-------- Records provided --------

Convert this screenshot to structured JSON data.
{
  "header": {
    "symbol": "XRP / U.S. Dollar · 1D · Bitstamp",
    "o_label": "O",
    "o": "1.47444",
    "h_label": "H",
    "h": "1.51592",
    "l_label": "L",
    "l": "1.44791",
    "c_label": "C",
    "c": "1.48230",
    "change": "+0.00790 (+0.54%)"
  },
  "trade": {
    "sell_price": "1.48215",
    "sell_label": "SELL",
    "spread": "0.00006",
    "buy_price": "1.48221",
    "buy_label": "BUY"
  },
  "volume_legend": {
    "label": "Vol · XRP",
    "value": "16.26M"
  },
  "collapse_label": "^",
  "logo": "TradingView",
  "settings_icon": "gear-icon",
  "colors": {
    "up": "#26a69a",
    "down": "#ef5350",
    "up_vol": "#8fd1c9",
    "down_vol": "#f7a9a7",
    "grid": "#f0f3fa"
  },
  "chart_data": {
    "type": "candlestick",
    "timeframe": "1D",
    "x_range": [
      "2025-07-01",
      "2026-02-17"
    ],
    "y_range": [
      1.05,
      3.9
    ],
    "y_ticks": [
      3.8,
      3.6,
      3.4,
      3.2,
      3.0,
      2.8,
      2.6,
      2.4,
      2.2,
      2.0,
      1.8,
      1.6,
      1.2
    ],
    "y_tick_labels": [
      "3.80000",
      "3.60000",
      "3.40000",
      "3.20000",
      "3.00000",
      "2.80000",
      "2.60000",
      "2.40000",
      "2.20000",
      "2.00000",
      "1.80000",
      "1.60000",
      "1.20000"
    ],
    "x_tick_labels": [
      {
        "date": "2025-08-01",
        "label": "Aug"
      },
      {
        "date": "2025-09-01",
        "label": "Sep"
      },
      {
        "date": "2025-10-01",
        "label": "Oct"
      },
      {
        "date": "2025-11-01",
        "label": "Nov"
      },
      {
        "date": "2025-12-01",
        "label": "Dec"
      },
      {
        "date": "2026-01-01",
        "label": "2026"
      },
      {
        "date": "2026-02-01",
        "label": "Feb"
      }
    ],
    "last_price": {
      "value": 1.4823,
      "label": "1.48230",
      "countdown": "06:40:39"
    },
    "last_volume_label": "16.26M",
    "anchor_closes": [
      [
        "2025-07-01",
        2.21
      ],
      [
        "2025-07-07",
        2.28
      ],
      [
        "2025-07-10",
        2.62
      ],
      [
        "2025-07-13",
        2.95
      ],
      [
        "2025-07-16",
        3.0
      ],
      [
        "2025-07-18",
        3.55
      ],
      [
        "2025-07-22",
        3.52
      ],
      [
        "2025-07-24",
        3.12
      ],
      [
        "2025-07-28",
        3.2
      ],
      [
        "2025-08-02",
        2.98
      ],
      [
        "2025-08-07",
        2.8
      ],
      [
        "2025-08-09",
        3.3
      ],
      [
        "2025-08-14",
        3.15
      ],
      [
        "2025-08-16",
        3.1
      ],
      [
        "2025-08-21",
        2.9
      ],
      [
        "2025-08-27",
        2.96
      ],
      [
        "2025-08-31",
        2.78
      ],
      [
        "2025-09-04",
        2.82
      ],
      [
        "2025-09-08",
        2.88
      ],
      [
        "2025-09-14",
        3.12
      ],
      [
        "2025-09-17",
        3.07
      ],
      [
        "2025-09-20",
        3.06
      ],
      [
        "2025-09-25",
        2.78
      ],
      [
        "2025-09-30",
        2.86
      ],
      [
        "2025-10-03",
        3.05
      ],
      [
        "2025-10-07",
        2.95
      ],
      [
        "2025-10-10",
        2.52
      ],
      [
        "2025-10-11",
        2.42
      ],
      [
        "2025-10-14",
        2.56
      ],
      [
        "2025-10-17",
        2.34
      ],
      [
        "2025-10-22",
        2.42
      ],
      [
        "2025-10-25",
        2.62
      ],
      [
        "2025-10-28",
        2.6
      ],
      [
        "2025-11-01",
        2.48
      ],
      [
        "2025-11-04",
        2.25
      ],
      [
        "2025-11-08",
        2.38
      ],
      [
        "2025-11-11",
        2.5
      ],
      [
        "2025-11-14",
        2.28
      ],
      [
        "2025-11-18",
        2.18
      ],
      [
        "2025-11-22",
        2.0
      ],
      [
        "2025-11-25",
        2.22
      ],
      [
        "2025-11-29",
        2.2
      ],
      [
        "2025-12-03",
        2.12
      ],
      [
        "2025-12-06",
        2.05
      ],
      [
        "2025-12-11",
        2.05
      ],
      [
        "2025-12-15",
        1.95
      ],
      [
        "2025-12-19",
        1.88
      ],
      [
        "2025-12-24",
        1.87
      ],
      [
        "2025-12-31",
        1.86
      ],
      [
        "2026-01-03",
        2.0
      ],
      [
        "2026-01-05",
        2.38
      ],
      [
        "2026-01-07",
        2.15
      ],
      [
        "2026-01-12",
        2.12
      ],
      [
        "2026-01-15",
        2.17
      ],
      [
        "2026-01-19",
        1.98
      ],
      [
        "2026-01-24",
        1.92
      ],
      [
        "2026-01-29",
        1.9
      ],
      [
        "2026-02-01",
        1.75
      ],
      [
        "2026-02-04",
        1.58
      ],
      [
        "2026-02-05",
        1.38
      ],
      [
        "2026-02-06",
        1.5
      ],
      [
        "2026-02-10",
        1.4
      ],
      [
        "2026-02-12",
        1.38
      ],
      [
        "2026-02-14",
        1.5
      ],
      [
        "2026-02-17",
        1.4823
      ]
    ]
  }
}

--------

Instruction » Pick out every line holding the string "date" and return it.

Completed task »
        "date": "2025-08-01",
        "date": "2025-09-01",
        "date": "2025-10-01",
        "date": "2025-11-01",
        "date": "2025-12-01",
        "date": "2026-01-01",
        "date": "2026-02-01",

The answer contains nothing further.